Task description: Every line with the string "Scan" should be gathered.

(Stored items from a collection)
'''

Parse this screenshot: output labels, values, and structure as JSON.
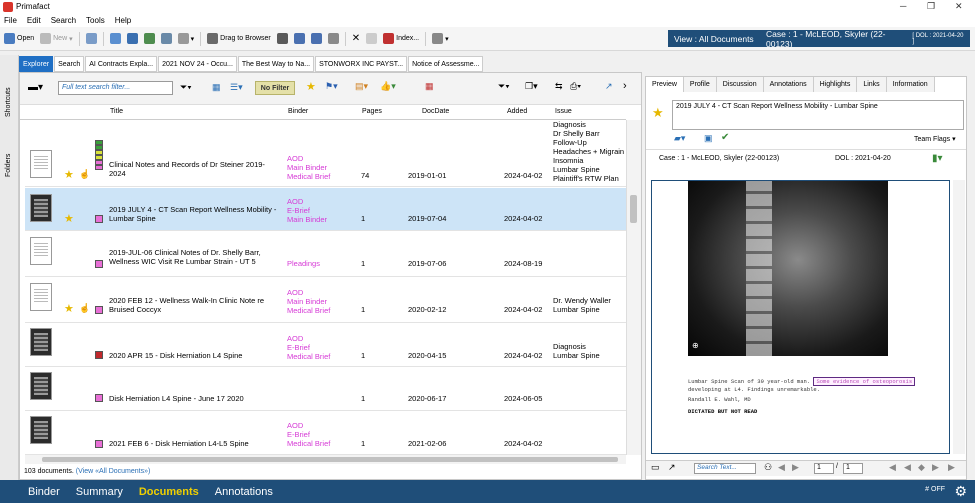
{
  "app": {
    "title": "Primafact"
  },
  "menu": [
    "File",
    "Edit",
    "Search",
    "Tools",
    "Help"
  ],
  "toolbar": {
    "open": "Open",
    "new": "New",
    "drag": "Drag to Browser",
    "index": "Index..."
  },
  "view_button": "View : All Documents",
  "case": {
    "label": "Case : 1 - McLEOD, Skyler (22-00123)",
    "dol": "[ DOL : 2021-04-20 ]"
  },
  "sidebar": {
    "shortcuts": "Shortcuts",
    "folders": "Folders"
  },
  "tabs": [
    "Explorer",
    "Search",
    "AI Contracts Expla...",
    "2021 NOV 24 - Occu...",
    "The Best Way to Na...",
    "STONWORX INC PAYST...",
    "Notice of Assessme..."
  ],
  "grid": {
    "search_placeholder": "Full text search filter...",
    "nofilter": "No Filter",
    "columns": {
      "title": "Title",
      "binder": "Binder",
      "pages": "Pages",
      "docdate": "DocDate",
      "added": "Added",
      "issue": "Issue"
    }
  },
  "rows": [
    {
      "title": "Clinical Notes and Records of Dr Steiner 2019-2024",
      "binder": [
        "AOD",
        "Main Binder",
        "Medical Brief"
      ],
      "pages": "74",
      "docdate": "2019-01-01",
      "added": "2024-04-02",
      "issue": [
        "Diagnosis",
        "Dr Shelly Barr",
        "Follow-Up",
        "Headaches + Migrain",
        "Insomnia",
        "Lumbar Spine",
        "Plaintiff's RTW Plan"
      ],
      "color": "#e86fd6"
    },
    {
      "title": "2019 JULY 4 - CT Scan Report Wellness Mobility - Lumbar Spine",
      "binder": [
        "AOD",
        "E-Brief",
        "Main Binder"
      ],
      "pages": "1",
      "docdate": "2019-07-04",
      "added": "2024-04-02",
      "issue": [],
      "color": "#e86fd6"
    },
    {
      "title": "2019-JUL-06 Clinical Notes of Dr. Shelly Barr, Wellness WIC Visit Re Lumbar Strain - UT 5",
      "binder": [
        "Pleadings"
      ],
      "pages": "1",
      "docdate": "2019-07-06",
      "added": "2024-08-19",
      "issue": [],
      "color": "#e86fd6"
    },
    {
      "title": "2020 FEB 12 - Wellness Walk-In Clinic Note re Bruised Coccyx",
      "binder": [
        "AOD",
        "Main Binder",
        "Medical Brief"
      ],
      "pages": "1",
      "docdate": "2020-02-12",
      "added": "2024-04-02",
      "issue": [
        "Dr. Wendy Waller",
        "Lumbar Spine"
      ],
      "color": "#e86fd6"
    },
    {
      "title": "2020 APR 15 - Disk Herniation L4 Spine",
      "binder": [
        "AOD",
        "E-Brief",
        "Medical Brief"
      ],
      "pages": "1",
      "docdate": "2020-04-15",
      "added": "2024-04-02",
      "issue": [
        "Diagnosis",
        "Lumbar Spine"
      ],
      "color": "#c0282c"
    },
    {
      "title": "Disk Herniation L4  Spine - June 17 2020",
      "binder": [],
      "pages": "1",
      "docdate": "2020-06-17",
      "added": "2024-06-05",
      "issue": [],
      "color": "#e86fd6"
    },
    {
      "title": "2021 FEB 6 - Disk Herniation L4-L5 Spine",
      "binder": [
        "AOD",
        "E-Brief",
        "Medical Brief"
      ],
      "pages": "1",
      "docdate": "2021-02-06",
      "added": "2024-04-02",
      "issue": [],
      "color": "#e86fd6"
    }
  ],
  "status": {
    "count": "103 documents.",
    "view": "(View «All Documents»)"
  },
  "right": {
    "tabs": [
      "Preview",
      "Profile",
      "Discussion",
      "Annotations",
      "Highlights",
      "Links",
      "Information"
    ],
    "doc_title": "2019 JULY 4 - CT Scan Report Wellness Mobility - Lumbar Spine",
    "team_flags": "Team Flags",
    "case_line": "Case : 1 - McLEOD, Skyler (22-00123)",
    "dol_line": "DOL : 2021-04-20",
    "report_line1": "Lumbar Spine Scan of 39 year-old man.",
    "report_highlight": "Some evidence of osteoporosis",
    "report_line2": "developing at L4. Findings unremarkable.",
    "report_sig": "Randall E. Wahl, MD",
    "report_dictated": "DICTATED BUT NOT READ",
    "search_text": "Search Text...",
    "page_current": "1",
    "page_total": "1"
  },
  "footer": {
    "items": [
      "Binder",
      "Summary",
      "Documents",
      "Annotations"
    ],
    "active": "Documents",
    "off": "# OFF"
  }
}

'''

Final answer:
      "title": "2019 JULY 4 - CT Scan Report Wellness Mobility - Lumbar Spine",
    "doc_title": "2019 JULY 4 - CT Scan Report Wellness Mobility - Lumbar Spine",
    "report_line1": "Lumbar Spine Scan of 39 year-old man.",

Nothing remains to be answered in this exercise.